* _DIRECTIONS_
Copy every line of the data that includes the string "транспорт".

* START RECORDED INFORMATION *

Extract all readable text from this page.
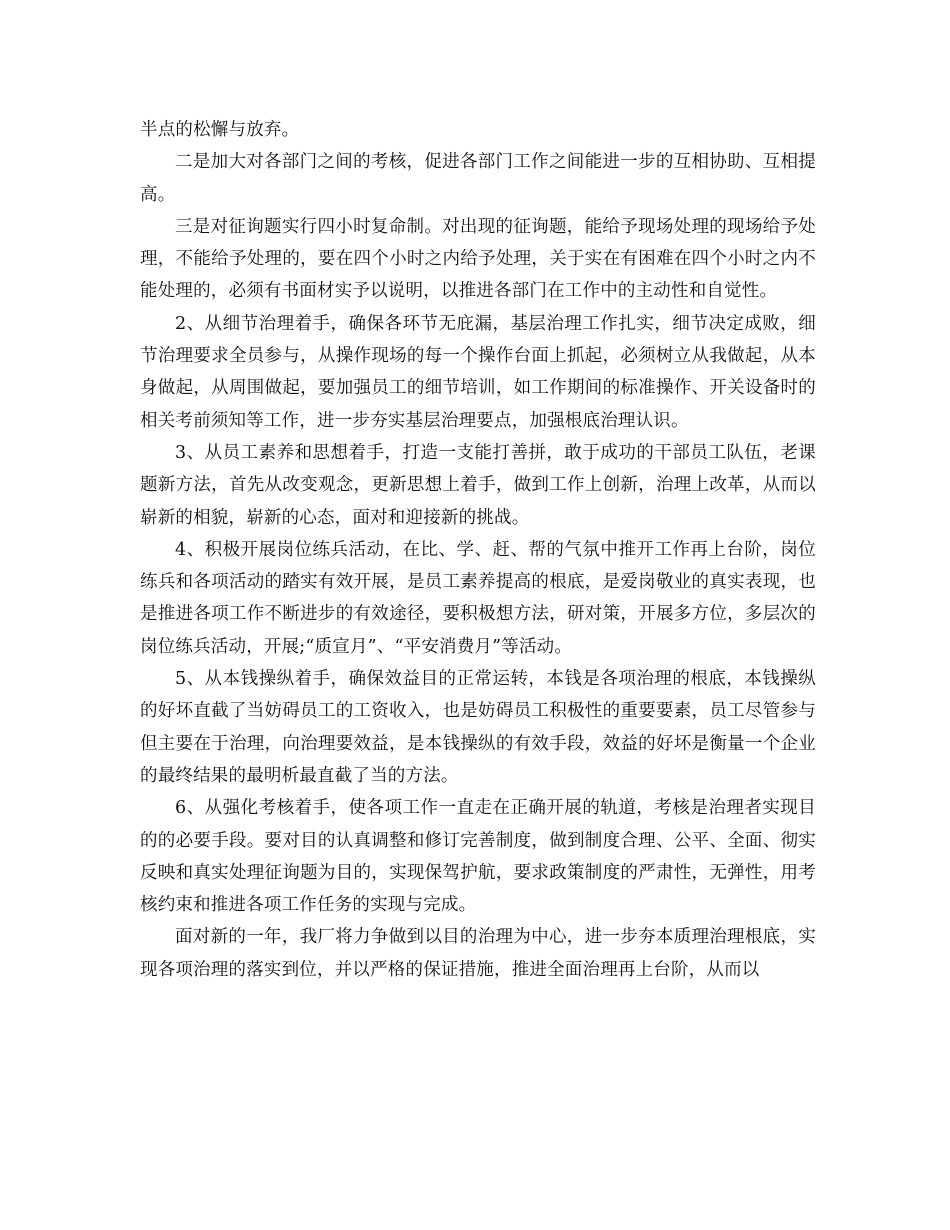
半点的松懈与放弃。

二是加大对各部门之间的考核，促进各部门工作之间能进一步的互相协助、互相提高。

三是对征询题实行四小时复命制。对出现的征询题，能给予现场处理的现场给予处理，不能给予处理的，要在四个小时之内给予处理，关于实在有困难在四个小时之内不能处理的，必须有书面材实予以说明，以推进各部门在工作中的主动性和自觉性。

2、从细节治理着手，确保各环节无庇漏，基层治理工作扎实，细节决定成败，细节治理要求全员参与，从操作现场的每一个操作台面上抓起，必须树立从我做起，从本身做起，从周围做起，要加强员工的细节培训，如工作期间的标准操作、开关设备时的相关考前须知等工作，进一步夯实基层治理要点，加强根底治理认识。

3、从员工素养和思想着手，打造一支能打善拼，敢于成功的干部员工队伍，老课题新方法，首先从改变观念，更新思想上着手，做到工作上创新，治理上改革，从而以崭新的相貌，崭新的心态，面对和迎接新的挑战。

4、积极开展岗位练兵活动，在比、学、赶、帮的气氛中推开工作再上台阶，岗位练兵和各项活动的踏实有效开展，是员工素养提高的根底，是爱岗敬业的真实表现，也是推进各项工作不断进步的有效途径，要积极想方法，研对策，开展多方位，多层次的岗位练兵活动，开展;“质宣月”、“平安消费月”等活动。

5、从本钱操纵着手，确保效益目的正常运转，本钱是各项治理的根底，本钱操纵的好坏直截了当妨碍员工的工资收入，也是妨碍员工积极性的重要要素，员工尽管参与但主要在于治理，向治理要效益，是本钱操纵的有效手段，效益的好坏是衡量一个企业的最终结果的最明析最直截了当的方法。

6、从强化考核着手，使各项工作一直走在正确开展的轨道，考核是治理者实现目的的必要手段。要对目的认真调整和修订完善制度，做到制度合理、公平、全面、彻实反映和真实处理征询题为目的，实现保驾护航，要求政策制度的严肃性，无弹性，用考核约束和推进各项工作任务的实现与完成。

面对新的一年，我厂将力争做到以目的治理为中心，进一步夯本质理治理根底，实现各项治理的落实到位，并以严格的保证措施，推进全面治理再上台阶，从而以
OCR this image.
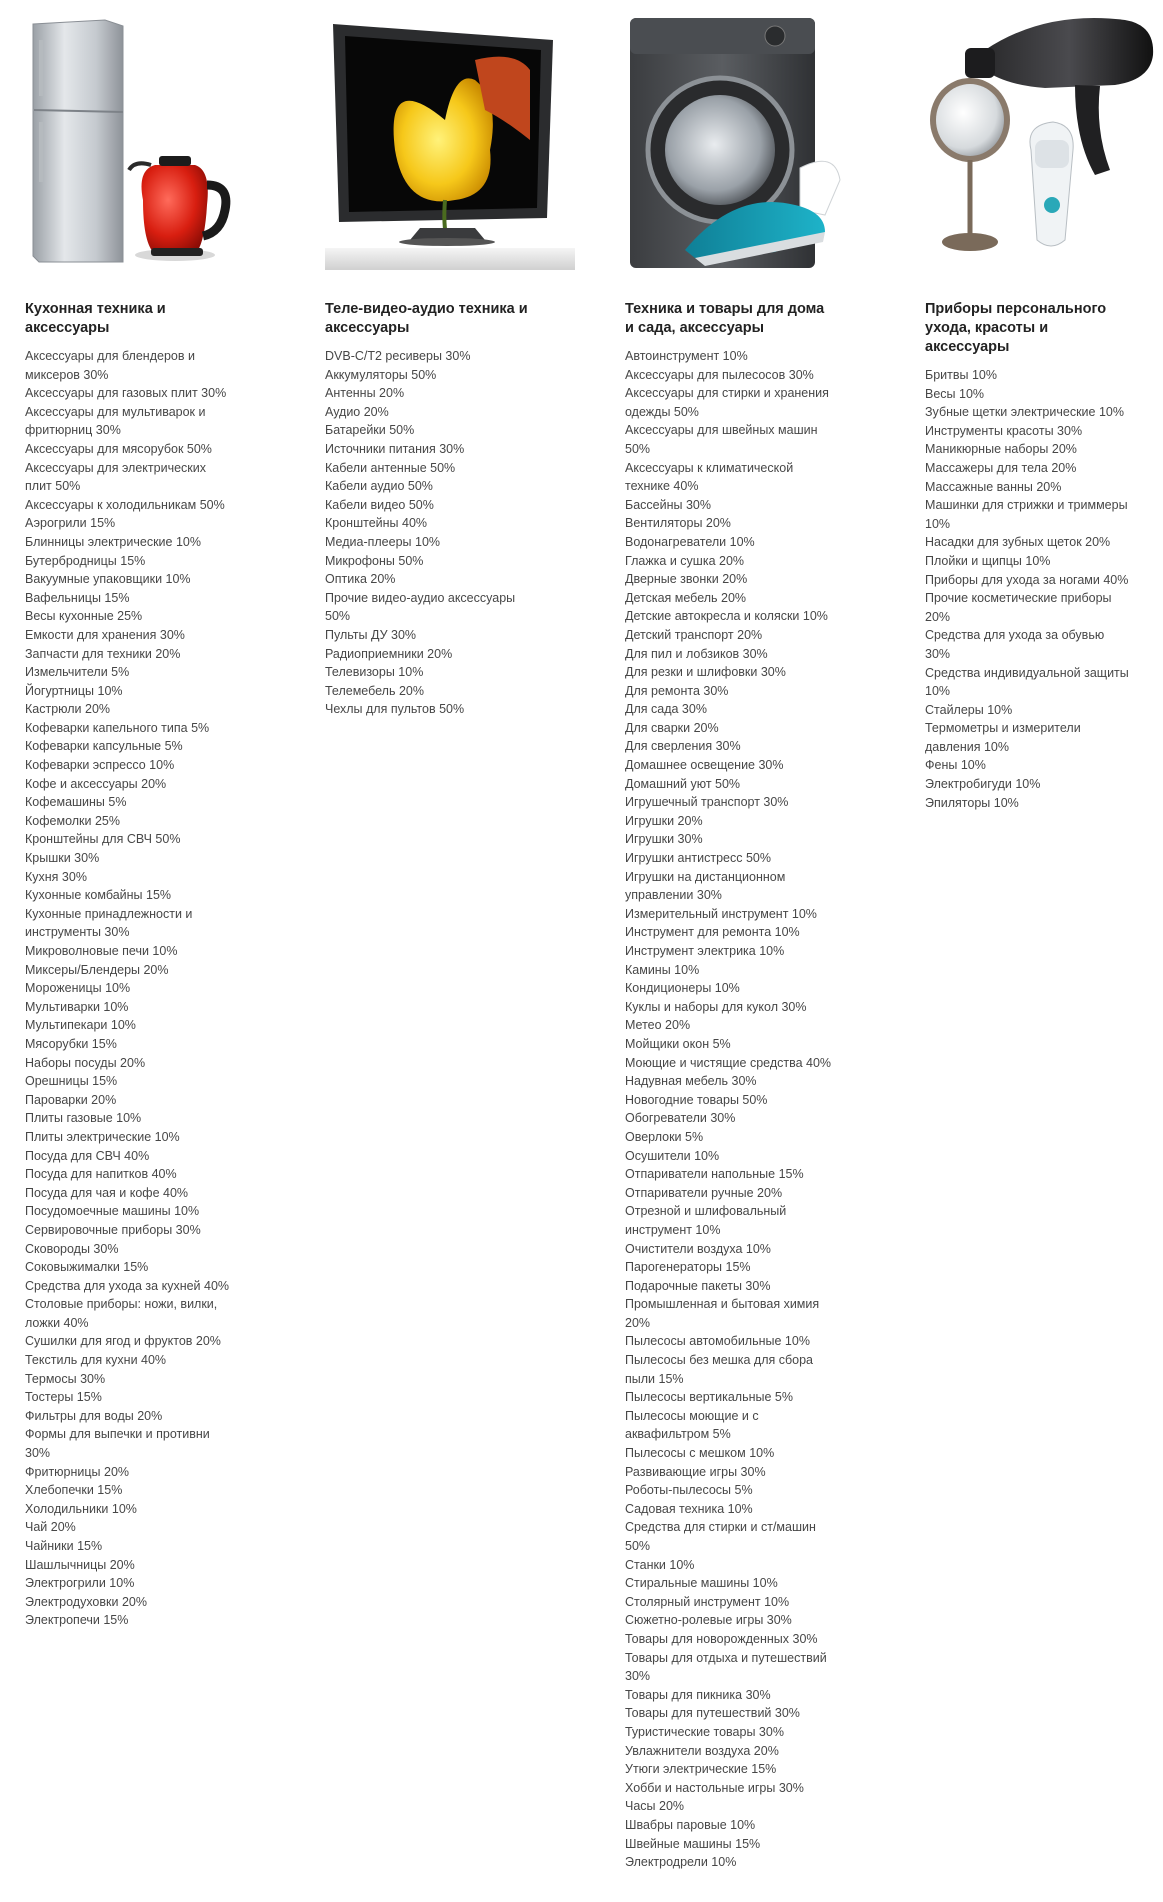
Кухонная техника и аксессуары
Аксессуары для блендеров и миксеров 30%
Аксессуары для газовых плит 30%
Аксессуары для мультиварок и фритюрниц 30%
Аксессуары для мясорубок 50%
Аксессуары для электрических плит 50%
Аксессуары к холодильникам 50%
Аэрогрили 15%
Блинницы электрические 10%
Бутербродницы 15%
Вакуумные упаковщики 10%
Вафельницы 15%
Весы кухонные 25%
Емкости для хранения 30%
Запчасти для техники 20%
Измельчители 5%
Йогуртницы 10%
Кастрюли 20%
Кофеварки капельного типа 5%
Кофеварки капсульные 5%
Кофеварки эспрессо 10%
Кофе и аксессуары 20%
Кофемашины 5%
Кофемолки 25%
Кронштейны для СВЧ 50%
Крышки 30%
Кухня 30%
Кухонные комбайны 15%
Кухонные принадлежности и инструменты 30%
Микроволновые печи 10%
Миксеры/Блендеры 20%
Мороженицы 10%
Мультиварки 10%
Мультипекари 10%
Мясорубки 15%
Наборы посуды 20%
Орешницы 15%
Пароварки 20%
Плиты газовые 10%
Плиты электрические 10%
Посуда для СВЧ 40%
Посуда для напитков 40%
Посуда для чая и кофе 40%
Посудомоечные машины 10%
Сервировочные приборы 30%
Сковороды 30%
Соковыжималки 15%
Средства для ухода за кухней 40%
Столовые приборы: ножи, вилки, ложки 40%
Сушилки для ягод и фруктов 20%
Текстиль для кухни 40%
Термосы 30%
Тостеры 15%
Фильтры для воды 20%
Формы для выпечки и противни 30%
Фритюрницы 20%
Хлебопечки 15%
Холодильники 10%
Чай 20%
Чайники 15%
Шашлычницы 20%
Электрогрили 10%
Электродуховки 20%
Электропечи 15%
Теле-видео-аудио техника и аксессуары
DVB-C/T2 ресиверы 30%
Аккумуляторы 50%
Антенны 20%
Аудио 20%
Батарейки 50%
Источники питания 30%
Кабели антенные 50%
Кабели аудио 50%
Кабели видео 50%
Кронштейны 40%
Медиа-плееры 10%
Микрофоны 50%
Оптика 20%
Прочие видео-аудио аксессуары 50%
Пульты ДУ 30%
Радиоприемники 20%
Телевизоры 10%
Телемебель 20%
Чехлы для пультов 50%
Техника и товары для дома и сада, аксессуары
Автоинструмент 10%
Аксессуары для пылесосов 30%
Аксессуары для стирки и хранения одежды 50%
Аксессуары для швейных машин 50%
Аксессуары к климатической технике 40%
Бассейны 30%
Вентиляторы 20%
Водонагреватели 10%
Глажка и сушка 20%
Дверные звонки 20%
Детская мебель 20%
Детские автокресла и коляски 10%
Детский транспорт 20%
Для пил и лобзиков 30%
Для резки и шлифовки 30%
Для ремонта 30%
Для сада 30%
Для сварки 20%
Для сверления 30%
Домашнее освещение 30%
Домашний уют 50%
Игрушечный транспорт 30%
Игрушки 20%
Игрушки 30%
Игрушки антистресс 50%
Игрушки на дистанционном управлении 30%
Измерительный инструмент 10%
Инструмент для ремонта 10%
Инструмент электрика 10%
Камины 10%
Кондиционеры 10%
Куклы и наборы для кукол 30%
Метео 20%
Мойщики окон 5%
Моющие и чистящие средства 40%
Надувная мебель 30%
Новогодние товары 50%
Обогреватели 30%
Оверлоки 5%
Осушители 10%
Отпариватели напольные 15%
Отпариватели ручные 20%
Отрезной и шлифовальный инструмент 10%
Очистители воздуха 10%
Парогенераторы 15%
Подарочные пакеты 30%
Промышленная и бытовая химия 20%
Пылесосы автомобильные 10%
Пылесосы без мешка для сбора пыли 15%
Пылесосы вертикальные 5%
Пылесосы моющие и с аквафильтром 5%
Пылесосы с мешком 10%
Развивающие игры 30%
Роботы-пылесосы 5%
Садовая техника 10%
Средства для стирки и ст/машин 50%
Станки 10%
Стиральные машины 10%
Столярный инструмент 10%
Сюжетно-ролевые игры 30%
Товары для новорожденных 30%
Товары для отдыха и путешествий 30%
Товары для пикника 30%
Товары для путешествий 30%
Туристические товары 30%
Увлажнители воздуха 20%
Утюги электрические 15%
Хобби и настольные игры 30%
Часы 20%
Швабры паровые 10%
Швейные машины 15%
Электродрели 10%
Приборы персонального ухода, красоты и аксессуары
Бритвы 10%
Весы 10%
Зубные щетки электрические 10%
Инструменты красоты 30%
Маникюрные наборы 20%
Массажеры для тела 20%
Массажные ванны 20%
Машинки для стрижки и триммеры 10%
Насадки для зубных щеток 20%
Плойки и щипцы 10%
Приборы для ухода за ногами 40%
Прочие косметические приборы 20%
Средства для ухода за обувью 30%
Средства индивидуальной защиты 10%
Стайлеры 10%
Термометры и измерители давления 10%
Фены 10%
Электробигуди 10%
Эпиляторы 10%
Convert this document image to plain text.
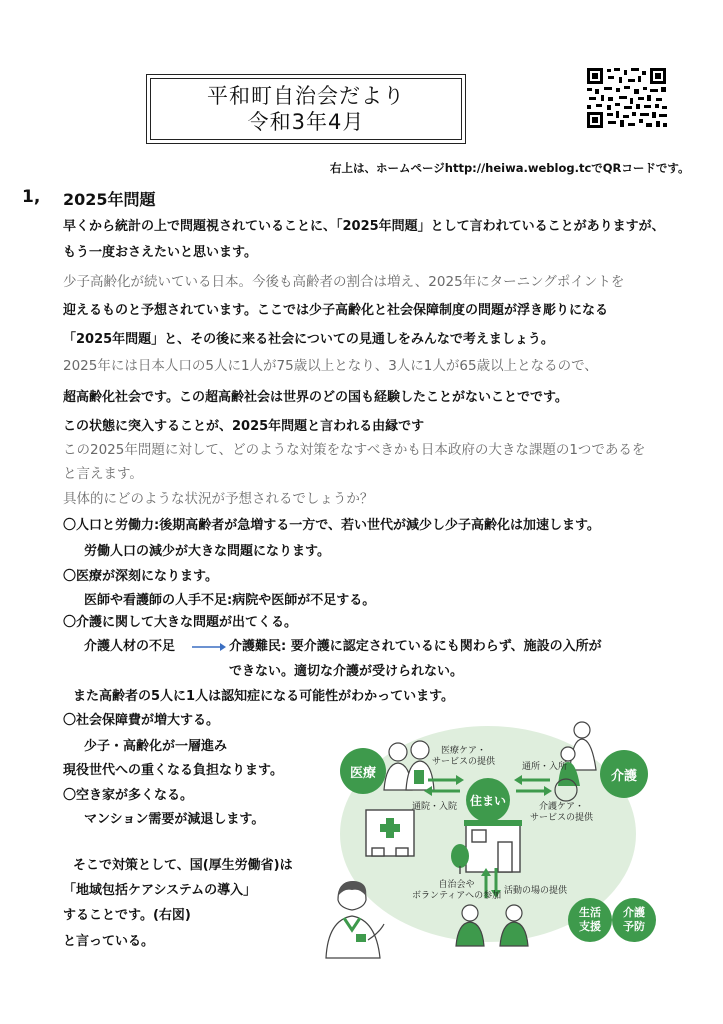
平和町自治会だより
令和3年4月
右上は、ホームページhttp://heiwa.weblog.tcでQRコードです。
1, 2025年問題
早くから統計の上で問題視されていることに、「2025年問題」として言われていることがありますが、
もう一度おさえたいと思います。
少子高齢化が続いている日本。今後も高齢者の割合は増え、2025年にターニングポイントを
迎えるものと予想されています。ここでは少子高齢化と社会保障制度の問題が浮き彫りになる
「2025年問題」と、その後に来る社会についての見通しをみんなで考えましょう。
2025年には日本人口の5人に1人が75歳以上となり、3人に1人が65歳以上となるので、
超高齢化社会です。この超高齢社会は世界のどの国も経験したことがないことでです。
この状態に突入することが、2025年問題と言われる由縁です
この2025年問題に対して、どのような対策をなすべきかも日本政府の大きな課題の1つであるを
と言えます。
具体的にどのような状況が予想されるでしょうか？
〇人口と労働力:後期高齢者が急増する一方で、若い世代が減少し少子高齢化は加速します。
労働人口の減少が大きな問題になります。
〇医療が深刻になります。
医師や看護師の人手不足:病院や医師が不足する。
〇介護に関して大きな問題が出てくる。
介護人材の不足	介護難民: 要介護に認定されているにも関わらず、施設の入所が
できない。適切な介護が受けられない。
また高齢者の5人に1人は認知症になる可能性がわかっています。
〇社会保障費が増大する。
少子・高齢化が一層進み
現役世代への重くなる負担なります。
〇空き家が多くなる。
マンション需要が減退します。
そこで対策として、国(厚生労働省)は
「地域包括ケアシステムの導入」
することです。(右図)
と言っている。
医療	介護
住まい
生活
支援
介護
予防
医療ケア・
サービスの提供
通院・入院
通所・入所
介護ケア・
サービスの提供
自治会や
ボランティアへの参加 活動の場の提供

* END RECORDED INFORMATION *

* _ANSWER BELOW_
Детский транспорт 20%
Игрушечный транспорт 30%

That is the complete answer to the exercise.